• _Exercise prompt_
Output every entry exactly, from the first line to the last.

• _Data_

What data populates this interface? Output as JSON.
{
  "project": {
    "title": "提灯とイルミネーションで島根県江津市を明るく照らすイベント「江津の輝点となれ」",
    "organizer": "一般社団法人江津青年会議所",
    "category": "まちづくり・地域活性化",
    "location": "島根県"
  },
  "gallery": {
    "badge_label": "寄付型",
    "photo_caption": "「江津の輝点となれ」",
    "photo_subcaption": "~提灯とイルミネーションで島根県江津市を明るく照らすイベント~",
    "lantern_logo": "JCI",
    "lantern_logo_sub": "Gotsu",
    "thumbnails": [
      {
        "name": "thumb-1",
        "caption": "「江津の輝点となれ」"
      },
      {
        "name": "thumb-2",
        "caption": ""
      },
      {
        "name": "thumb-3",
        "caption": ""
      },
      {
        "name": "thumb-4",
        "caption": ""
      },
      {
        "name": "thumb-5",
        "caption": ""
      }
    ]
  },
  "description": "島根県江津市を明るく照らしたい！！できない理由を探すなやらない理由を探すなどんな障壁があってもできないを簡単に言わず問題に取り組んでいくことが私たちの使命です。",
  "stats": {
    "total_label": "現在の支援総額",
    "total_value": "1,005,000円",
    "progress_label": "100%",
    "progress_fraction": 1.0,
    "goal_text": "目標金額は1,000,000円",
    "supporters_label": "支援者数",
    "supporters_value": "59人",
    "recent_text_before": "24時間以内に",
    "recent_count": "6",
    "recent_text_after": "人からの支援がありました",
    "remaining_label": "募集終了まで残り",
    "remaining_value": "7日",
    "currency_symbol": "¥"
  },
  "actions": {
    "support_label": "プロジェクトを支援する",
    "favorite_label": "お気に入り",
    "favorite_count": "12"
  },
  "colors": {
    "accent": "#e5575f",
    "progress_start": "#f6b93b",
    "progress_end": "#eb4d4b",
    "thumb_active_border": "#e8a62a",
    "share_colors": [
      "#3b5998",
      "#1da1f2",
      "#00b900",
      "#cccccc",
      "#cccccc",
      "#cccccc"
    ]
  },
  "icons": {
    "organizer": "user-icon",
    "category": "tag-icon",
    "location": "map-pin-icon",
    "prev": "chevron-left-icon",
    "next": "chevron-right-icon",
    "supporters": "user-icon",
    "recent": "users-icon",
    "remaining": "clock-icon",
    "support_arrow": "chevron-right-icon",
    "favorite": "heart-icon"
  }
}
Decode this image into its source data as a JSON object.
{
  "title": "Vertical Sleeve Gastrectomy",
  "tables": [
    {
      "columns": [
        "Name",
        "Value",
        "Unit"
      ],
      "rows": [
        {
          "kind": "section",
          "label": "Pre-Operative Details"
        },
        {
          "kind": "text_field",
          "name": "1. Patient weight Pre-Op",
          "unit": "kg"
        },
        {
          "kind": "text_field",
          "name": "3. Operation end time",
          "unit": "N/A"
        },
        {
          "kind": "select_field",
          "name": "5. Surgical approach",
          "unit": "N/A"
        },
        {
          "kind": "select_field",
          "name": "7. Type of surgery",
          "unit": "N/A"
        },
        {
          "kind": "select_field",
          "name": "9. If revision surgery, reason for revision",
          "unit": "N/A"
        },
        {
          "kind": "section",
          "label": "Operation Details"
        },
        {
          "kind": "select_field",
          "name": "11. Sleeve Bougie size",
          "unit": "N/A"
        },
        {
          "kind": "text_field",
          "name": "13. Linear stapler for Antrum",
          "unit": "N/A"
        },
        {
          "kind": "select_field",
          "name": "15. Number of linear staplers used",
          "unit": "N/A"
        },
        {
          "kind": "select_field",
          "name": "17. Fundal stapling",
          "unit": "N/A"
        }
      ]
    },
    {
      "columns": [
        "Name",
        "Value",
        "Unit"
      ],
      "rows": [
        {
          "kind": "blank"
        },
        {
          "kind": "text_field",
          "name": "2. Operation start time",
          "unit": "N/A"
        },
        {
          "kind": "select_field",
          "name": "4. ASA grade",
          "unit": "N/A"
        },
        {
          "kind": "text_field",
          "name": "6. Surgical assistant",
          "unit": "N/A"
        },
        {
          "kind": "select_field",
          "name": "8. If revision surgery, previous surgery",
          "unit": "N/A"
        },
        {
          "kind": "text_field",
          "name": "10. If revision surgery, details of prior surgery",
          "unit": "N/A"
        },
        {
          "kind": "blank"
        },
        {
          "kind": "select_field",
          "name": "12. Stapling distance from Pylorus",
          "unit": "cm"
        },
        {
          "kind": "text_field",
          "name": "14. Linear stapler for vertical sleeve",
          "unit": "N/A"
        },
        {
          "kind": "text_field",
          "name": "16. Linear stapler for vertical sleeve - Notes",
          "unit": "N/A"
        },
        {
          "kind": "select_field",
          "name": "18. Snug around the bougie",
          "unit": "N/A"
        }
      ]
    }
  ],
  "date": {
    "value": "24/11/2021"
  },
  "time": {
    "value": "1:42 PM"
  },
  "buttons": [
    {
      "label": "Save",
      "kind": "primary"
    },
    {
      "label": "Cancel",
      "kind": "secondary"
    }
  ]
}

• _Right answer_
What data populates this interface? Output as JSON.
{
  "project": {
    "title": "提灯とイルミネーションで島根県江津市を明るく照らすイベント「江津の輝点となれ」",
    "organizer": "一般社団法人江津青年会議所",
    "category": "まちづくり・地域活性化",
    "location": "島根県"
  },
  "gallery": {
    "badge_label": "寄付型",
    "photo_caption": "「江津の輝点となれ」",
    "photo_subcaption": "~提灯とイルミネーションで島根県江津市を明るく照らすイベント~",
    "lantern_logo": "JCI",
    "lantern_logo_sub": "Gotsu",
    "thumbnails": [
      {
        "name": "thumb-1",
        "caption": "「江津の輝点となれ」"
      },
      {
        "name": "thumb-2",
        "caption": ""
      },
      {
        "name": "thumb-3",
        "caption": ""
      },
      {
        "name": "thumb-4",
        "caption": ""
      },
      {
        "name": "thumb-5",
        "caption": ""
      }
    ]
  },
  "description": "島根県江津市を明るく照らしたい！！できない理由を探すなやらない理由を探すなどんな障壁があってもできないを簡単に言わず問題に取り組んでいくことが私たちの使命です。",
  "stats": {
    "total_label": "現在の支援総額",
    "total_value": "1,005,000円",
    "progress_label": "100%",
    "progress_fraction": 1.0,
    "goal_text": "目標金額は1,000,000円",
    "supporters_label": "支援者数",
    "supporters_value": "59人",
    "recent_text_before": "24時間以内に",
    "recent_count": "6",
    "recent_text_after": "人からの支援がありました",
    "remaining_label": "募集終了まで残り",
    "remaining_value": "7日",
    "currency_symbol": "¥"
  },
  "actions": {
    "support_label": "プロジェクトを支援する",
    "favorite_label": "お気に入り",
    "favorite_count": "12"
  },
  "colors": {
    "accent": "#e5575f",
    "progress_start": "#f6b93b",
    "progress_end": "#eb4d4b",
    "thumb_active_border": "#e8a62a",
    "share_colors": [
      "#3b5998",
      "#1da1f2",
      "#00b900",
      "#cccccc",
      "#cccccc",
      "#cccccc"
    ]
  },
  "icons": {
    "organizer": "user-icon",
    "category": "tag-icon",
    "location": "map-pin-icon",
    "prev": "chevron-left-icon",
    "next": "chevron-right-icon",
    "supporters": "user-icon",
    "recent": "users-icon",
    "remaining": "clock-icon",
    "support_arrow": "chevron-right-icon",
    "favorite": "heart-icon"
  }
}
Decode this image into its source data as a JSON object.
{
  "title": "Vertical Sleeve Gastrectomy",
  "tables": [
    {
      "columns": [
        "Name",
        "Value",
        "Unit"
      ],
      "rows": [
        {
          "kind": "section",
          "label": "Pre-Operative Details"
        },
        {
          "kind": "text_field",
          "name": "1. Patient weight Pre-Op",
          "unit": "kg"
        },
        {
          "kind": "text_field",
          "name": "3. Operation end time",
          "unit": "N/A"
        },
        {
          "kind": "select_field",
          "name": "5. Surgical approach",
          "unit": "N/A"
        },
        {
          "kind": "select_field",
          "name": "7. Type of surgery",
          "unit": "N/A"
        },
        {
          "kind": "select_field",
          "name": "9. If revision surgery, reason for revision",
          "unit": "N/A"
        },
        {
          "kind": "section",
          "label": "Operation Details"
        },
        {
          "kind": "select_field",
          "name": "11. Sleeve Bougie size",
          "unit": "N/A"
        },
        {
          "kind": "text_field",
          "name": "13. Linear stapler for Antrum",
          "unit": "N/A"
        },
        {
          "kind": "select_field",
          "name": "15. Number of linear staplers used",
          "unit": "N/A"
        },
        {
          "kind": "select_field",
          "name": "17. Fundal stapling",
          "unit": "N/A"
        }
      ]
    },
    {
      "columns": [
        "Name",
        "Value",
        "Unit"
      ],
      "rows": [
        {
          "kind": "blank"
        },
        {
          "kind": "text_field",
          "name": "2. Operation start time",
          "unit": "N/A"
        },
        {
          "kind": "select_field",
          "name": "4. ASA grade",
          "unit": "N/A"
        },
        {
          "kind": "text_field",
          "name": "6. Surgical assistant",
          "unit": "N/A"
        },
        {
          "kind": "select_field",
          "name": "8. If revision surgery, previous surgery",
          "unit": "N/A"
        },
        {
          "kind": "text_field",
          "name": "10. If revision surgery, details of prior surgery",
          "unit": "N/A"
        },
        {
          "kind": "blank"
        },
        {
          "kind": "select_field",
          "name": "12. Stapling distance from Pylorus",
          "unit": "cm"
        },
        {
          "kind": "text_field",
          "name": "14. Linear stapler for vertical sleeve",
          "unit": "N/A"
        },
        {
          "kind": "text_field",
          "name": "16. Linear stapler for vertical sleeve - Notes",
          "unit": "N/A"
        },
        {
          "kind": "select_field",
          "name": "18. Snug around the bougie",
          "unit": "N/A"
        }
      ]
    }
  ],
  "date": {
    "value": "24/11/2021"
  },
  "time": {
    "value": "1:42 PM"
  },
  "buttons": [
    {
      "label": "Save",
      "kind": "primary"
    },
    {
      "label": "Cancel",
      "kind": "secondary"
    }
  ]
}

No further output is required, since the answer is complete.